(Stored entries)

===============

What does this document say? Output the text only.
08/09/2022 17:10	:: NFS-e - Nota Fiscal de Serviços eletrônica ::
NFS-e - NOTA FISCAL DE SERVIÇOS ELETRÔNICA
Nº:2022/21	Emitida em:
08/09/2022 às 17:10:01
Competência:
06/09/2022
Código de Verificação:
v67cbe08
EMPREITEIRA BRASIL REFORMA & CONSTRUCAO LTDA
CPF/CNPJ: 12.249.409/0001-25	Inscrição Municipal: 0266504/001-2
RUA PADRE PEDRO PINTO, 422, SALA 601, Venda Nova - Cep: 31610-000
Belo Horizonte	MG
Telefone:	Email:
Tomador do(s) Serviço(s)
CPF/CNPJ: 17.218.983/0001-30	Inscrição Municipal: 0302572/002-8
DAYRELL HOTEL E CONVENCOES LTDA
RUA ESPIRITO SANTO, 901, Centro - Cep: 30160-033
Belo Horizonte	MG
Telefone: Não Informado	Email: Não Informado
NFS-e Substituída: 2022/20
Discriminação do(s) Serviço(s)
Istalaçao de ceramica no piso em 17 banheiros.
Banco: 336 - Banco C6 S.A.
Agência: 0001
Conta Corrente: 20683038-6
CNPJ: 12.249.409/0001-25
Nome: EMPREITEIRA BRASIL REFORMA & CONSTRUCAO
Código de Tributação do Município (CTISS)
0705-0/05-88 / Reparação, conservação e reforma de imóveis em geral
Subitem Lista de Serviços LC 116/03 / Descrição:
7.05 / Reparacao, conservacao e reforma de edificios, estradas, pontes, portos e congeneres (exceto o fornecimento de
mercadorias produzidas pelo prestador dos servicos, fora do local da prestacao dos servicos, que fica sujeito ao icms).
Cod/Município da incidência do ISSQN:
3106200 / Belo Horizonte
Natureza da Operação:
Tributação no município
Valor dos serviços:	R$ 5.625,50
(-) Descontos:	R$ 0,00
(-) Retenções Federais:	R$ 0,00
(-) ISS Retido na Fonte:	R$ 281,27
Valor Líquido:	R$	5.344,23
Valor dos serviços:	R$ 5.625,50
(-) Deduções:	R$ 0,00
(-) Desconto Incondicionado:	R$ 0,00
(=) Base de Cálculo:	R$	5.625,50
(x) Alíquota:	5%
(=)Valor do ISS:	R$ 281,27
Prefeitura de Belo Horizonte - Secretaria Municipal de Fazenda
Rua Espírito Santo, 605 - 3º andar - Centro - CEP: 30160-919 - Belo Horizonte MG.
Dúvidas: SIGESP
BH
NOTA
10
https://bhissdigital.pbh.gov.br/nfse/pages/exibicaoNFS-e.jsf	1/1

===============

[PROBLEM]
Print the whole listing again, exactly.

[RESPONSE]
What does this document say? Output the text only.
08/09/2022 17:10	:: NFS-e - Nota Fiscal de Serviços eletrônica ::
NFS-e - NOTA FISCAL DE SERVIÇOS ELETRÔNICA
Nº:2022/21	Emitida em:
08/09/2022 às 17:10:01
Competência:
06/09/2022
Código de Verificação:
v67cbe08
EMPREITEIRA BRASIL REFORMA & CONSTRUCAO LTDA
CPF/CNPJ: 12.249.409/0001-25	Inscrição Municipal: 0266504/001-2
RUA PADRE PEDRO PINTO, 422, SALA 601, Venda Nova - Cep: 31610-000
Belo Horizonte	MG
Telefone:	Email:
Tomador do(s) Serviço(s)
CPF/CNPJ: 17.218.983/0001-30	Inscrição Municipal: 0302572/002-8
DAYRELL HOTEL E CONVENCOES LTDA
RUA ESPIRITO SANTO, 901, Centro - Cep: 30160-033
Belo Horizonte	MG
Telefone: Não Informado	Email: Não Informado
NFS-e Substituída: 2022/20
Discriminação do(s) Serviço(s)
Istalaçao de ceramica no piso em 17 banheiros.
Banco: 336 - Banco C6 S.A.
Agência: 0001
Conta Corrente: 20683038-6
CNPJ: 12.249.409/0001-25
Nome: EMPREITEIRA BRASIL REFORMA & CONSTRUCAO
Código de Tributação do Município (CTISS)
0705-0/05-88 / Reparação, conservação e reforma de imóveis em geral
Subitem Lista de Serviços LC 116/03 / Descrição:
7.05 / Reparacao, conservacao e reforma de edificios, estradas, pontes, portos e congeneres (exceto o fornecimento de
mercadorias produzidas pelo prestador dos servicos, fora do local da prestacao dos servicos, que fica sujeito ao icms).
Cod/Município da incidência do ISSQN:
3106200 / Belo Horizonte
Natureza da Operação:
Tributação no município
Valor dos serviços:	R$ 5.625,50
(-) Descontos:	R$ 0,00
(-) Retenções Federais:	R$ 0,00
(-) ISS Retido na Fonte:	R$ 281,27
Valor Líquido:	R$	5.344,23
Valor dos serviços:	R$ 5.625,50
(-) Deduções:	R$ 0,00
(-) Desconto Incondicionado:	R$ 0,00
(=) Base de Cálculo:	R$	5.625,50
(x) Alíquota:	5%
(=)Valor do ISS:	R$ 281,27
Prefeitura de Belo Horizonte - Secretaria Municipal de Fazenda
Rua Espírito Santo, 605 - 3º andar - Centro - CEP: 30160-919 - Belo Horizonte MG.
Dúvidas: SIGESP
BH
NOTA
10
https://bhissdigital.pbh.gov.br/nfse/pages/exibicaoNFS-e.jsf	1/1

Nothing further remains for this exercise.